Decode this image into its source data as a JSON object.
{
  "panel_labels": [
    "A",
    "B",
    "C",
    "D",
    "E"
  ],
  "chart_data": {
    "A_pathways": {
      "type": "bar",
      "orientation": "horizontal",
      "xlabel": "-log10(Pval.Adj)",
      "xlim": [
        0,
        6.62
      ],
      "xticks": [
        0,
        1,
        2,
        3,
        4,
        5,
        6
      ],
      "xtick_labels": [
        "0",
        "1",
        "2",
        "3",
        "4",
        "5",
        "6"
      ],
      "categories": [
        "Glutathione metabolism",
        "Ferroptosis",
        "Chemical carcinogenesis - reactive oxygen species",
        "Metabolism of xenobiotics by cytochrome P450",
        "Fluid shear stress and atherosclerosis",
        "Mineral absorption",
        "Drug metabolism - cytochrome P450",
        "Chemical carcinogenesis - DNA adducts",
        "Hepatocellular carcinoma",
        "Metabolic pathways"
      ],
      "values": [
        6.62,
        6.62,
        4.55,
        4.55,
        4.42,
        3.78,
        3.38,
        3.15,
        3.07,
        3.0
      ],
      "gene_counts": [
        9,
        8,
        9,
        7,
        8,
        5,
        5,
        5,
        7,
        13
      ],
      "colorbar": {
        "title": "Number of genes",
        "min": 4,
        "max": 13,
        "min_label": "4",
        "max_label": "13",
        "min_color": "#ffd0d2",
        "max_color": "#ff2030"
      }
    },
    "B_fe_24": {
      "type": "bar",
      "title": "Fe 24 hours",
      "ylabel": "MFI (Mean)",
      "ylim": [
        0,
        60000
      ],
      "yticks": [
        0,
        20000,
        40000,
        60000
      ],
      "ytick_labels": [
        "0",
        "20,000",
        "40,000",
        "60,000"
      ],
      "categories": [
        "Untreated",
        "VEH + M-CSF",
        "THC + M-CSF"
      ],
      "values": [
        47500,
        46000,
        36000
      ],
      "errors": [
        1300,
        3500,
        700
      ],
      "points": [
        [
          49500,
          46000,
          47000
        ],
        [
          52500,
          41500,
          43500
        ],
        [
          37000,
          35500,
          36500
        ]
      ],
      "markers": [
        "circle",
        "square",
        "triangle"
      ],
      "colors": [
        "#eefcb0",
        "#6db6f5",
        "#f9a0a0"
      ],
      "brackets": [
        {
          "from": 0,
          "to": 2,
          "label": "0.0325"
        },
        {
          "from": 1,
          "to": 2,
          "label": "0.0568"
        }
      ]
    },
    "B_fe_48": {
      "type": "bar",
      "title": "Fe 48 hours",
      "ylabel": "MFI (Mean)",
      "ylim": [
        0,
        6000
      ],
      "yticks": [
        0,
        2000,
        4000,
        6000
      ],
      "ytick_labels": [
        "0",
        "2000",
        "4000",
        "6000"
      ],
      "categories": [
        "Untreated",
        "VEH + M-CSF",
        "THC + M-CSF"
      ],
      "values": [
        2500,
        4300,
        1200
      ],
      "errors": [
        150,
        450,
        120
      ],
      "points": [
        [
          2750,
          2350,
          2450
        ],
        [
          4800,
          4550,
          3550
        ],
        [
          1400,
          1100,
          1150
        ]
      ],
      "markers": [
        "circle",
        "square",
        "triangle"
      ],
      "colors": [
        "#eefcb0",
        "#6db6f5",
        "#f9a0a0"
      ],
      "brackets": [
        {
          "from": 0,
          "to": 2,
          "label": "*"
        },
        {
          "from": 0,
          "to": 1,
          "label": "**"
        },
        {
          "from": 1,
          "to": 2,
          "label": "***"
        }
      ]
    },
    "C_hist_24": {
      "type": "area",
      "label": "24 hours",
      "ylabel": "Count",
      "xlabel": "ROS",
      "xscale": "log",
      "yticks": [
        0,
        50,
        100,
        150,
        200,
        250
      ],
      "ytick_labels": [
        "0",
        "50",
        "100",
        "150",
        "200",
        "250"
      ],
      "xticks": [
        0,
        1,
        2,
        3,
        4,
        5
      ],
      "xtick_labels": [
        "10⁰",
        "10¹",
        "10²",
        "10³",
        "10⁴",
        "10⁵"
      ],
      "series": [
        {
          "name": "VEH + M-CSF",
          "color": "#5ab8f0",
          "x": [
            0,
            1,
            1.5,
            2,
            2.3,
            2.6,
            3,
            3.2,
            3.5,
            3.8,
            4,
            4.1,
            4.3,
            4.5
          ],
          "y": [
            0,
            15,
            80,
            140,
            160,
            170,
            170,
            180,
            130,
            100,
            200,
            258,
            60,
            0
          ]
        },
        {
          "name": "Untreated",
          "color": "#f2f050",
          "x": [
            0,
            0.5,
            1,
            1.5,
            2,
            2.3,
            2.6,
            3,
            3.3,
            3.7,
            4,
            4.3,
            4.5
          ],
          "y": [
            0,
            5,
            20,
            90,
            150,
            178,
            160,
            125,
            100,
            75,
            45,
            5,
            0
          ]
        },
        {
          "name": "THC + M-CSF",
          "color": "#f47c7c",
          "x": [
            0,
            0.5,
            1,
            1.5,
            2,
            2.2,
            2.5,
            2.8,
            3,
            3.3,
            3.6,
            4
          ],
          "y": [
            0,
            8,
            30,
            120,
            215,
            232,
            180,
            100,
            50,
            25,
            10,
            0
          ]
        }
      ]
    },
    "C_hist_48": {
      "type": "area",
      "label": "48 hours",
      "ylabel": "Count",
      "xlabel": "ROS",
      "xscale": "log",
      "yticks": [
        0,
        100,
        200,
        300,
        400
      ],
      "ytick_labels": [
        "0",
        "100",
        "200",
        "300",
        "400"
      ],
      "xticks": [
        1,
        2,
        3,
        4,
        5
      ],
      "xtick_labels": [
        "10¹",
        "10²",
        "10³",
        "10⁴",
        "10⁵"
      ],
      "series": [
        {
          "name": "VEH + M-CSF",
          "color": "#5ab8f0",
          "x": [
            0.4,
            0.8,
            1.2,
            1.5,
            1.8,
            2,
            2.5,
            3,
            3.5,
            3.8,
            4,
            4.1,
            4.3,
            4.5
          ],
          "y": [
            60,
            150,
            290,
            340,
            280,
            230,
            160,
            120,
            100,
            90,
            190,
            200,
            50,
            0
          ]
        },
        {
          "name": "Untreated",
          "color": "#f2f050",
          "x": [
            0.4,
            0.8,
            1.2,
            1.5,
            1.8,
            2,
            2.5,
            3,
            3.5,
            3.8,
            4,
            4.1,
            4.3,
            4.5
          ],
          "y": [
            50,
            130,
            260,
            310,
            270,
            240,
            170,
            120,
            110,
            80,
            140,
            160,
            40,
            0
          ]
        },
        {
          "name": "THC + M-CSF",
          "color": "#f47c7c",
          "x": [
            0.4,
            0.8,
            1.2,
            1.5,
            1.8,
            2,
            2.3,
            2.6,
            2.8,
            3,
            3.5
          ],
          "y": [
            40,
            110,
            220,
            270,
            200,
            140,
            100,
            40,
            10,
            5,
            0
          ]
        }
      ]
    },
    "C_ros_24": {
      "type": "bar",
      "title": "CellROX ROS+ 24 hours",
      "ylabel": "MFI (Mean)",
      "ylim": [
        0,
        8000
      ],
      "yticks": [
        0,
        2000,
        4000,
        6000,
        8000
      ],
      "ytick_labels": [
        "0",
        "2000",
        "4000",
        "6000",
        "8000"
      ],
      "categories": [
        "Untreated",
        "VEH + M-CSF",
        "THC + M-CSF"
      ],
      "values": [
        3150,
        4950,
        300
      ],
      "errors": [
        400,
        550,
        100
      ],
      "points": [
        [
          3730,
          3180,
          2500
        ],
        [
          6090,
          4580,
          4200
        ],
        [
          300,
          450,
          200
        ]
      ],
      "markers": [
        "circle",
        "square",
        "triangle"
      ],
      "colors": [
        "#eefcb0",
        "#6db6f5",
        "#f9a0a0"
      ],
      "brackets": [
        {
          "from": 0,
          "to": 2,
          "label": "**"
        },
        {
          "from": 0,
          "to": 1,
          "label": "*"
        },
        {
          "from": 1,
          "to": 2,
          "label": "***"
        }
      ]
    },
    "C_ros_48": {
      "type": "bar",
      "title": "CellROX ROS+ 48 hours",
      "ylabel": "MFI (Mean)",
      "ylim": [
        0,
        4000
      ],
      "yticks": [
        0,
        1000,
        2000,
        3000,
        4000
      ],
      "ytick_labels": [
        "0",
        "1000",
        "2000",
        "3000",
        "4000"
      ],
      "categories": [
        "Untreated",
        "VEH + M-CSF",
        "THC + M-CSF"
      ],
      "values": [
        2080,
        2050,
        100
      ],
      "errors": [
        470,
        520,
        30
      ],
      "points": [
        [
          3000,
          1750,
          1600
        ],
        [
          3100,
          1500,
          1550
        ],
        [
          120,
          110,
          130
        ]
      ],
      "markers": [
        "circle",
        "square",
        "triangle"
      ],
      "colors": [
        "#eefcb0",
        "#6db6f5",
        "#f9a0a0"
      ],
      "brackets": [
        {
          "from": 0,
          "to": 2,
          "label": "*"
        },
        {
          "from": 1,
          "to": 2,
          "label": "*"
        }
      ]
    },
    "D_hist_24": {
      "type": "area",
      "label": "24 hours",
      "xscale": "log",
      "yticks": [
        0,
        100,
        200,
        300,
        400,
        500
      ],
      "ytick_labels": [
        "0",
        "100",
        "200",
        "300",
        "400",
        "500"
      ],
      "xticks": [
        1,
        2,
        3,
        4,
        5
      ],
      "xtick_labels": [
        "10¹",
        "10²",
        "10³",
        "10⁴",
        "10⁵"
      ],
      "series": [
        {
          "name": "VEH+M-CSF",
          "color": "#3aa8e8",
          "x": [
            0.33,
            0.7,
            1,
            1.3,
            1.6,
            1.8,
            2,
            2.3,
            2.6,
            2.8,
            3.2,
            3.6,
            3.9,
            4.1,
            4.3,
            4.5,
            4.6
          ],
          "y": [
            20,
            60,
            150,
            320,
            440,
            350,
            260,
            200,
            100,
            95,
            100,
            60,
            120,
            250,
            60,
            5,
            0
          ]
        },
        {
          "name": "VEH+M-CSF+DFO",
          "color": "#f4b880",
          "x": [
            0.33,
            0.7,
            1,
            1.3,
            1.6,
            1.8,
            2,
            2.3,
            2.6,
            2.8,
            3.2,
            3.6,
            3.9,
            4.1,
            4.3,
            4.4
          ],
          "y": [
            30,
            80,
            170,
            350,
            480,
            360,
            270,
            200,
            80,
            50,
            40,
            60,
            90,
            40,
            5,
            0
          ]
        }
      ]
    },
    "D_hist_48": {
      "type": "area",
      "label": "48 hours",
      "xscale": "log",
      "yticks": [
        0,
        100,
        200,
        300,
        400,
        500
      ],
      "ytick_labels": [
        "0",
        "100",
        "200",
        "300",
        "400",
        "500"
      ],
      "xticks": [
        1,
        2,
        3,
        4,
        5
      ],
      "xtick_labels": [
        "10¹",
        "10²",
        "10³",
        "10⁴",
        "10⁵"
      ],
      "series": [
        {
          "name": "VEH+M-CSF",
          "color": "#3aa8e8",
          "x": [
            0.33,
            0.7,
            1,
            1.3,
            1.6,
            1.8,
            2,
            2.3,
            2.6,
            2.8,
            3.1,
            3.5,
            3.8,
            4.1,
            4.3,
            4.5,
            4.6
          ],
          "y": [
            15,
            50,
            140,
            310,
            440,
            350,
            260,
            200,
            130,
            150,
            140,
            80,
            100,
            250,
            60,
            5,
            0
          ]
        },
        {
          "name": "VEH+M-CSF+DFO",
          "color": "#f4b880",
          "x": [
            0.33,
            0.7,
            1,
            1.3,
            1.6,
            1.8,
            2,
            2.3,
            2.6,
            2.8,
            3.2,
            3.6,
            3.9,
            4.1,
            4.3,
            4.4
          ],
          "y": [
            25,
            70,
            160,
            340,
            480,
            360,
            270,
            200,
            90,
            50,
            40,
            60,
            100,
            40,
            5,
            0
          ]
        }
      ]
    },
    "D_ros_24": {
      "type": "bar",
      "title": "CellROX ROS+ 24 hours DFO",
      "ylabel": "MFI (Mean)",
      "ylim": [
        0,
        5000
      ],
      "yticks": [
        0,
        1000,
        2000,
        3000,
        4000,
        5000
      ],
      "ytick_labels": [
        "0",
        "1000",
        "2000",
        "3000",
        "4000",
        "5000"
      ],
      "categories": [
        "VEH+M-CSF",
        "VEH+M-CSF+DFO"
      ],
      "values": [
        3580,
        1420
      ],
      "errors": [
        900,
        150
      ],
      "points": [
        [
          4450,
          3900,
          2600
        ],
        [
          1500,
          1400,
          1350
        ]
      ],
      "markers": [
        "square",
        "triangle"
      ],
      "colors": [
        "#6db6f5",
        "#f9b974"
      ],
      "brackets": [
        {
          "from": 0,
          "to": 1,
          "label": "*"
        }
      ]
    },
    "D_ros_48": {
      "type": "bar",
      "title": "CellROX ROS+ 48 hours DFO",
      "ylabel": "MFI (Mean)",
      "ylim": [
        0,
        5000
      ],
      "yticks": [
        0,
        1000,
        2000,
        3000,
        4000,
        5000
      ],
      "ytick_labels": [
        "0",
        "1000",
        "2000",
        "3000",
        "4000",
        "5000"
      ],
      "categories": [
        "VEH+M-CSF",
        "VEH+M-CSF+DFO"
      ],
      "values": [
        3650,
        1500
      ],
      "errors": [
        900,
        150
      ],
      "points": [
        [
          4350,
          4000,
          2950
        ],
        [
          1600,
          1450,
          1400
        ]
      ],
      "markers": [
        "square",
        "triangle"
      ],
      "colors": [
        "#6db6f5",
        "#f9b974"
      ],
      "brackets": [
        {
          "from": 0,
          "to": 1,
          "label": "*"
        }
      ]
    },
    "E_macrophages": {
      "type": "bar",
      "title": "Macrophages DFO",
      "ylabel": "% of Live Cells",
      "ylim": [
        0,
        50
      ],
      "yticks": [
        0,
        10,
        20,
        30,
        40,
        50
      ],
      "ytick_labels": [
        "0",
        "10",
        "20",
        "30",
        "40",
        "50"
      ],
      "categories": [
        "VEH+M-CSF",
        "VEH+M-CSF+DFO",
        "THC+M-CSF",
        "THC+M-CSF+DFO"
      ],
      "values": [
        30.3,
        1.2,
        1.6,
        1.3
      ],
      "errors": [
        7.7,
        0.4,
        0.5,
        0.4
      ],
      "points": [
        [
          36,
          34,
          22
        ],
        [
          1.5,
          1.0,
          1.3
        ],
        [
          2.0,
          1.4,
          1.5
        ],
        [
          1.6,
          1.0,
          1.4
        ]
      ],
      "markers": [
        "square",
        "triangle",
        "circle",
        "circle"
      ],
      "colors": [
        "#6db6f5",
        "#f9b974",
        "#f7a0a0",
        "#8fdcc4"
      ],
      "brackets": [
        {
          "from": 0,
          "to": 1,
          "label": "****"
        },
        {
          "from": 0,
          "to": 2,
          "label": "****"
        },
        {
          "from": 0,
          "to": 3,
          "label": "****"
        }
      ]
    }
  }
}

» PROBLEM DETAILS
Using the material above, return every line that holds the string "title".

» WRITTEN REPLY
        "title": "Number of genes",
      "title": "Fe 24 hours",
      "title": "Fe 48 hours",
      "title": "CellROX ROS+ 24 hours",
      "title": "CellROX ROS+ 48 hours",
      "title": "CellROX ROS+ 24 hours DFO",
      "title": "CellROX ROS+ 48 hours DFO",
      "title": "Macrophages DFO",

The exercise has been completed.